Objective: The line that contains "Enumerate this chart's" and every line after it, down to the last one, must be restated word for word, with no pictures.

Dataset records:
┄┄┄┄┄┄┄┄┄┄
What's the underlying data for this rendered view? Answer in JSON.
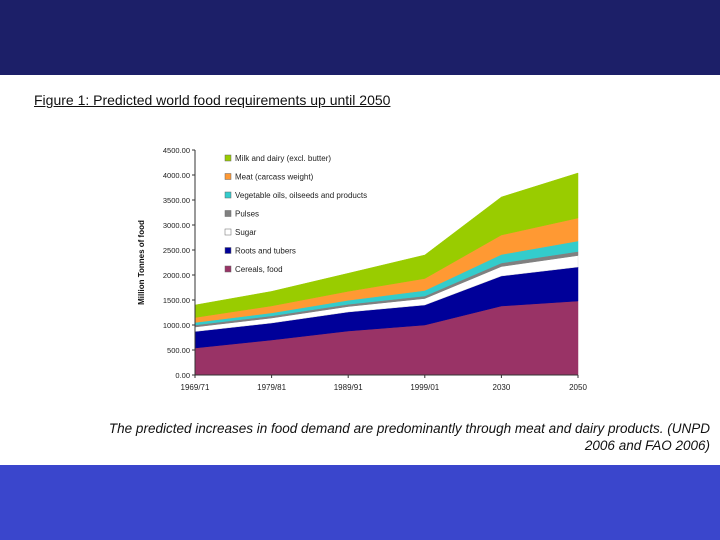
{
  "figure_title": "Figure 1: Predicted world food requirements up until 2050",
  "caption": {
    "line1": "The predicted increases in food demand are predominantly through meat and dairy products. (UNPD",
    "line2": "2006 and FAO 2006)"
  },
  "colors": {
    "top_band": "#1c1f68",
    "bottom_band": "#3a46cc"
  },
  "chart_data": {
    "type": "area",
    "stacked": true,
    "ylabel": "Million Tonnes of food",
    "xlabel": "",
    "ylim": [
      0,
      4500
    ],
    "y_ticks": [
      "0.00",
      "500.00",
      "1000.00",
      "1500.00",
      "2000.00",
      "2500.00",
      "3000.00",
      "3500.00",
      "4000.00",
      "4500.00"
    ],
    "categories": [
      "1969/71",
      "1979/81",
      "1989/91",
      "1999/01",
      "2030",
      "2050"
    ],
    "legend_position": "top-left",
    "series": [
      {
        "name": "Cereals, food",
        "color": "#993366",
        "values": [
          540,
          700,
          880,
          1000,
          1380,
          1480
        ]
      },
      {
        "name": "Roots and tubers",
        "color": "#000099",
        "values": [
          330,
          340,
          380,
          400,
          600,
          680
        ]
      },
      {
        "name": "Sugar",
        "color": "#ffffff",
        "values": [
          90,
          100,
          110,
          130,
          190,
          230
        ]
      },
      {
        "name": "Pulses",
        "color": "#808080",
        "values": [
          40,
          42,
          45,
          50,
          70,
          80
        ]
      },
      {
        "name": "Vegetable oils, oilseeds and products",
        "color": "#33cccc",
        "values": [
          50,
          60,
          80,
          110,
          170,
          210
        ]
      },
      {
        "name": "Meat (carcass weight)",
        "color": "#ff9933",
        "values": [
          100,
          140,
          180,
          240,
          390,
          460
        ]
      },
      {
        "name": "Milk and dairy (excl. butter)",
        "color": "#99cc00",
        "values": [
          250,
          290,
          360,
          470,
          760,
          900
        ]
      }
    ]
  }
}
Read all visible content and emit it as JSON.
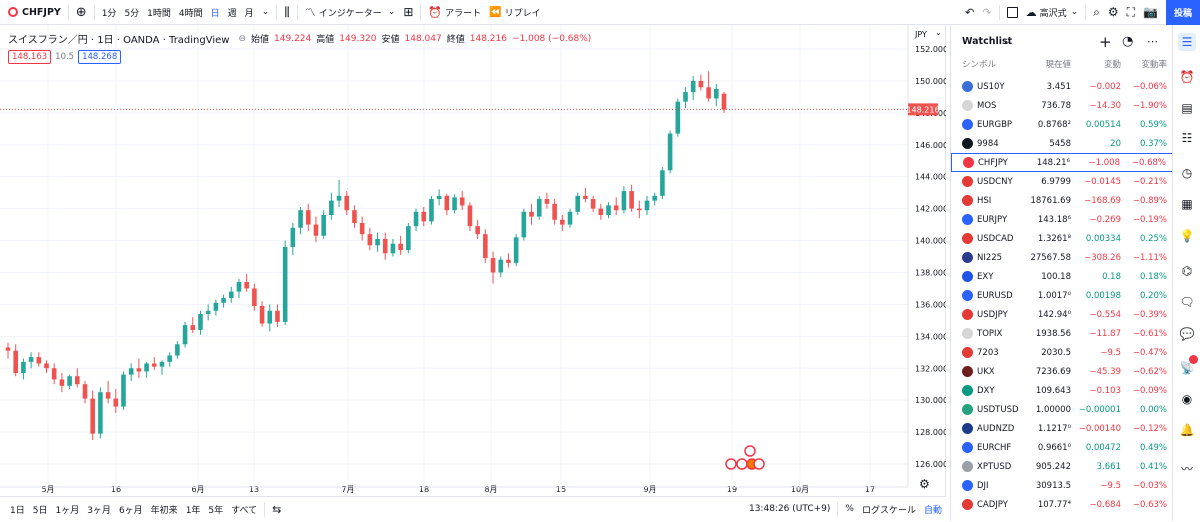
{
  "toolbar": {
    "symbol": "CHFJPY",
    "intervals": [
      "1分",
      "5分",
      "1時間",
      "4時間",
      "日",
      "週",
      "月"
    ],
    "indicators": "インジケーター",
    "alert": "アラート",
    "replay": "リプレイ",
    "autosave": "高沢式",
    "publish": "投稿"
  },
  "legend": {
    "name": "スイスフラン／円 · 1日 · OANDA · TradingView",
    "o_label": "始値",
    "o": "149.224",
    "h_label": "高値",
    "h": "149.320",
    "l_label": "安値",
    "l": "148.047",
    "c_label": "終値",
    "c": "148.216",
    "chg": "−1.008 (−0.68%)",
    "bid": "148.163",
    "spread": "10.5",
    "ask": "148.268"
  },
  "price_axis": {
    "currency": "JPY",
    "ticks": [
      "152.000",
      "150.000",
      "148.000",
      "146.000",
      "144.000",
      "142.000",
      "140.000",
      "138.000",
      "136.000",
      "134.000",
      "132.000",
      "130.000",
      "128.000",
      "126.000"
    ],
    "last": "148.216"
  },
  "time_axis": [
    "5月",
    "16",
    "6月",
    "13",
    "7月",
    "18",
    "8月",
    "15",
    "9月",
    "19",
    "10月",
    "17"
  ],
  "bottom": {
    "ranges": [
      "1日",
      "5日",
      "1ヶ月",
      "3ヶ月",
      "6ヶ月",
      "年初来",
      "1年",
      "5年",
      "すべて"
    ],
    "time": "13:48:26 (UTC+9)",
    "pct": "%",
    "log": "ログスケール",
    "auto": "自動"
  },
  "watchlist": {
    "title": "Watchlist",
    "cols": [
      "シンボル",
      "現在値",
      "変動",
      "変動率"
    ],
    "rows": [
      {
        "sym": "US10Y",
        "last": "3.451",
        "chg": "−0.002",
        "chp": "−0.06%",
        "dir": "dn",
        "color": "#3a6fd8"
      },
      {
        "sym": "MOS",
        "last": "736.78",
        "chg": "−14.30",
        "chp": "−1.90%",
        "dir": "dn",
        "color": "#d6d6d6"
      },
      {
        "sym": "EURGBP",
        "last": "0.8768²",
        "chg": "0.00514",
        "chp": "0.59%",
        "dir": "up",
        "color": "#2962ff"
      },
      {
        "sym": "9984",
        "last": "5458",
        "chg": "20",
        "chp": "0.37%",
        "dir": "up",
        "color": "#131722"
      },
      {
        "sym": "CHFJPY",
        "last": "148.21⁶",
        "chg": "−1.008",
        "chp": "−0.68%",
        "dir": "dn",
        "color": "#f23645",
        "sel": true
      },
      {
        "sym": "USDCNY",
        "last": "6.9799",
        "chg": "−0.0145",
        "chp": "−0.21%",
        "dir": "dn",
        "color": "#e53935"
      },
      {
        "sym": "HSI",
        "last": "18761.69",
        "chg": "−168.69",
        "chp": "−0.89%",
        "dir": "dn",
        "color": "#e53935"
      },
      {
        "sym": "EURJPY",
        "last": "143.18⁶",
        "chg": "−0.269",
        "chp": "−0.19%",
        "dir": "dn",
        "color": "#2962ff"
      },
      {
        "sym": "USDCAD",
        "last": "1.3261⁸",
        "chg": "0.00334",
        "chp": "0.25%",
        "dir": "up",
        "color": "#e53935"
      },
      {
        "sym": "NI225",
        "last": "27567.58",
        "chg": "−308.26",
        "chp": "−1.11%",
        "dir": "dn",
        "color": "#2a3a8c"
      },
      {
        "sym": "EXY",
        "last": "100.18",
        "chg": "0.18",
        "chp": "0.18%",
        "dir": "up",
        "color": "#1e53e5"
      },
      {
        "sym": "EURUSD",
        "last": "1.0017⁰",
        "chg": "0.00198",
        "chp": "0.20%",
        "dir": "up",
        "color": "#2962ff"
      },
      {
        "sym": "USDJPY",
        "last": "142.94⁰",
        "chg": "−0.554",
        "chp": "−0.39%",
        "dir": "dn",
        "color": "#e53935"
      },
      {
        "sym": "TOPIX",
        "last": "1938.56",
        "chg": "−11.87",
        "chp": "−0.61%",
        "dir": "dn",
        "color": "#d6d6d6"
      },
      {
        "sym": "7203",
        "last": "2030.5",
        "chg": "−9.5",
        "chp": "−0.47%",
        "dir": "dn",
        "color": "#e53935"
      },
      {
        "sym": "UKX",
        "last": "7236.69",
        "chg": "−45.39",
        "chp": "−0.62%",
        "dir": "dn",
        "color": "#6d1f1f"
      },
      {
        "sym": "DXY",
        "last": "109.643",
        "chg": "−0.103",
        "chp": "−0.09%",
        "dir": "dn",
        "color": "#089981"
      },
      {
        "sym": "USDTUSD",
        "last": "1.00000",
        "chg": "−0.00001",
        "chp": "0.00%",
        "dir": "up",
        "color": "#26a17b"
      },
      {
        "sym": "AUDNZD",
        "last": "1.1217⁰",
        "chg": "−0.00140",
        "chp": "−0.12%",
        "dir": "dn",
        "color": "#1e3a8a"
      },
      {
        "sym": "EURCHF",
        "last": "0.9661⁰",
        "chg": "0.00472",
        "chp": "0.49%",
        "dir": "up",
        "color": "#2962ff"
      },
      {
        "sym": "XPTUSD",
        "last": "905.242",
        "chg": "3.661",
        "chp": "0.41%",
        "dir": "up",
        "color": "#9aa0a6"
      },
      {
        "sym": "DJI",
        "last": "30913.5",
        "chg": "−9.5",
        "chp": "−0.03%",
        "dir": "dn",
        "color": "#2962ff"
      },
      {
        "sym": "CADJPY",
        "last": "107.77⁴",
        "chg": "−0.684",
        "chp": "−0.63%",
        "dir": "dn",
        "color": "#e53935"
      }
    ]
  },
  "chart_data": {
    "type": "candlestick",
    "ylim": [
      125,
      153
    ],
    "ohlc": [
      [
        133.3,
        133.6,
        132.6,
        133.1
      ],
      [
        133.1,
        133.5,
        131.5,
        131.7
      ],
      [
        131.7,
        132.6,
        131.3,
        132.4
      ],
      [
        132.4,
        133.0,
        132.0,
        132.7
      ],
      [
        132.7,
        133.0,
        132.1,
        132.3
      ],
      [
        132.3,
        132.5,
        131.7,
        132.0
      ],
      [
        132.0,
        132.3,
        131.0,
        131.3
      ],
      [
        131.3,
        131.7,
        130.5,
        130.9
      ],
      [
        130.9,
        131.6,
        130.7,
        131.5
      ],
      [
        131.5,
        132.0,
        130.8,
        131.0
      ],
      [
        131.0,
        131.2,
        129.8,
        130.1
      ],
      [
        130.1,
        130.6,
        127.5,
        127.9
      ],
      [
        127.9,
        130.8,
        127.6,
        130.5
      ],
      [
        130.5,
        131.2,
        129.8,
        130.1
      ],
      [
        130.1,
        130.7,
        129.2,
        129.6
      ],
      [
        129.6,
        131.8,
        129.4,
        131.6
      ],
      [
        131.6,
        132.3,
        131.2,
        132.0
      ],
      [
        132.0,
        132.6,
        131.4,
        131.8
      ],
      [
        131.8,
        132.4,
        131.4,
        132.3
      ],
      [
        132.3,
        132.7,
        131.9,
        132.1
      ],
      [
        132.1,
        132.5,
        131.6,
        132.4
      ],
      [
        132.4,
        133.0,
        132.1,
        132.8
      ],
      [
        132.8,
        133.7,
        132.6,
        133.5
      ],
      [
        133.5,
        134.9,
        133.3,
        134.7
      ],
      [
        134.7,
        135.2,
        134.2,
        134.4
      ],
      [
        134.4,
        135.6,
        134.1,
        135.4
      ],
      [
        135.4,
        136.0,
        135.0,
        135.6
      ],
      [
        135.6,
        136.3,
        135.3,
        136.1
      ],
      [
        136.1,
        136.6,
        135.8,
        136.4
      ],
      [
        136.4,
        137.1,
        136.1,
        136.8
      ],
      [
        136.8,
        137.6,
        136.4,
        137.4
      ],
      [
        137.4,
        137.9,
        136.8,
        137.0
      ],
      [
        137.0,
        137.3,
        135.6,
        135.9
      ],
      [
        135.9,
        136.2,
        134.6,
        134.8
      ],
      [
        134.8,
        136.0,
        134.3,
        135.6
      ],
      [
        135.6,
        136.0,
        134.6,
        134.9
      ],
      [
        134.9,
        140.0,
        134.7,
        139.6
      ],
      [
        139.6,
        141.1,
        139.1,
        140.8
      ],
      [
        140.8,
        142.1,
        140.4,
        141.9
      ],
      [
        141.9,
        142.3,
        140.6,
        141.0
      ],
      [
        141.0,
        141.5,
        139.9,
        140.3
      ],
      [
        140.3,
        141.9,
        140.1,
        141.6
      ],
      [
        141.6,
        143.0,
        141.3,
        142.5
      ],
      [
        142.5,
        143.8,
        142.1,
        142.8
      ],
      [
        142.8,
        143.1,
        141.6,
        141.9
      ],
      [
        141.9,
        142.2,
        140.8,
        141.1
      ],
      [
        141.1,
        141.5,
        140.0,
        140.4
      ],
      [
        140.4,
        140.8,
        139.4,
        139.7
      ],
      [
        139.7,
        140.5,
        139.3,
        140.1
      ],
      [
        140.1,
        140.5,
        138.8,
        139.2
      ],
      [
        139.2,
        140.1,
        139.0,
        139.8
      ],
      [
        139.8,
        140.3,
        139.1,
        139.4
      ],
      [
        139.4,
        141.1,
        139.2,
        140.9
      ],
      [
        140.9,
        142.0,
        140.6,
        141.8
      ],
      [
        141.8,
        142.1,
        140.9,
        141.2
      ],
      [
        141.2,
        142.8,
        141.0,
        142.6
      ],
      [
        142.6,
        143.2,
        142.2,
        142.8
      ],
      [
        142.8,
        142.9,
        141.6,
        141.9
      ],
      [
        141.9,
        142.9,
        141.7,
        142.7
      ],
      [
        142.7,
        143.1,
        141.9,
        142.2
      ],
      [
        142.2,
        142.4,
        140.6,
        140.9
      ],
      [
        140.9,
        141.3,
        140.1,
        140.4
      ],
      [
        140.4,
        140.7,
        138.6,
        138.9
      ],
      [
        138.9,
        139.3,
        137.3,
        138.0
      ],
      [
        138.0,
        139.0,
        137.7,
        138.8
      ],
      [
        138.8,
        139.2,
        138.3,
        138.6
      ],
      [
        138.6,
        140.4,
        138.4,
        140.2
      ],
      [
        140.2,
        142.0,
        140.0,
        141.8
      ],
      [
        141.8,
        142.3,
        141.0,
        141.5
      ],
      [
        141.5,
        142.8,
        141.3,
        142.6
      ],
      [
        142.6,
        143.0,
        142.0,
        142.3
      ],
      [
        142.3,
        142.6,
        141.0,
        141.3
      ],
      [
        141.3,
        141.6,
        140.6,
        141.0
      ],
      [
        141.0,
        142.0,
        140.8,
        141.8
      ],
      [
        141.8,
        143.0,
        141.6,
        142.8
      ],
      [
        142.8,
        143.3,
        142.4,
        142.6
      ],
      [
        142.6,
        142.8,
        141.8,
        142.0
      ],
      [
        142.0,
        142.3,
        141.3,
        141.6
      ],
      [
        141.6,
        142.4,
        141.4,
        142.2
      ],
      [
        142.2,
        142.7,
        141.6,
        141.9
      ],
      [
        141.9,
        143.4,
        141.7,
        143.1
      ],
      [
        143.1,
        143.5,
        141.8,
        142.0
      ],
      [
        142.0,
        142.5,
        141.4,
        141.9
      ],
      [
        141.9,
        142.8,
        141.6,
        142.5
      ],
      [
        142.5,
        143.0,
        142.2,
        142.8
      ],
      [
        142.8,
        144.6,
        142.6,
        144.4
      ],
      [
        144.4,
        146.9,
        144.2,
        146.7
      ],
      [
        146.7,
        148.9,
        146.5,
        148.7
      ],
      [
        148.7,
        149.6,
        148.3,
        149.3
      ],
      [
        149.3,
        150.3,
        148.8,
        150.0
      ],
      [
        150.0,
        150.4,
        149.4,
        149.6
      ],
      [
        149.6,
        150.6,
        148.7,
        148.9
      ],
      [
        148.9,
        149.8,
        148.4,
        149.5
      ],
      [
        149.2,
        149.3,
        148.0,
        148.2
      ]
    ]
  }
}
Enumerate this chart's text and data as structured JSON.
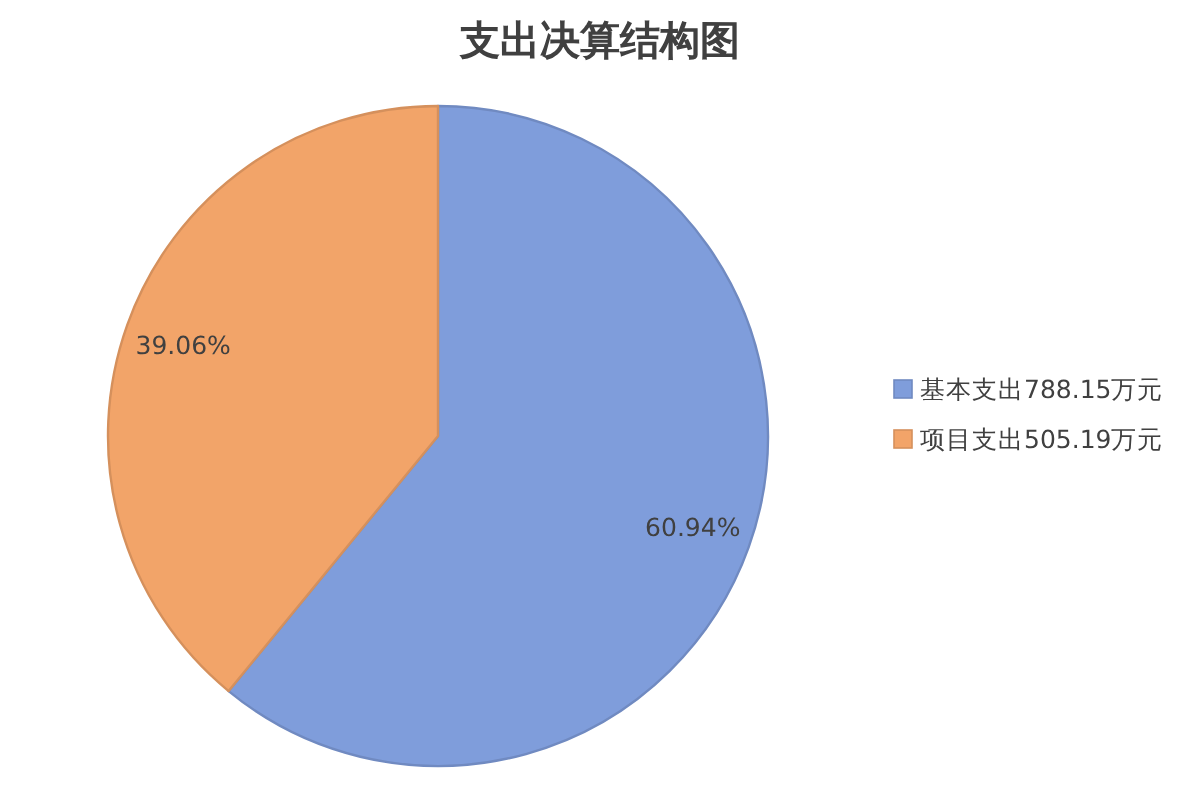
{
  "chart_data": {
    "type": "pie",
    "title": "支出决算结构图",
    "categories": [
      "基本支出788.15万元",
      "项目支出505.19万元"
    ],
    "values": [
      60.94,
      39.06
    ],
    "colors": [
      "#7f9ddb",
      "#f2a469"
    ],
    "value_labels": [
      "60.94%",
      "39.06%"
    ],
    "legend": "right"
  }
}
┄┄┄┄┄┄┄┄┄┄
Task response:
Enumerate this chart's text and data as structured JSON.
{
  "chart_data": {
    "type": "pie",
    "title": "支出决算结构图",
    "categories": [
      "基本支出788.15万元",
      "项目支出505.19万元"
    ],
    "values": [
      60.94,
      39.06
    ],
    "colors": [
      "#7f9ddb",
      "#f2a469"
    ],
    "value_labels": [
      "60.94%",
      "39.06%"
    ],
    "legend": "right"
  }
}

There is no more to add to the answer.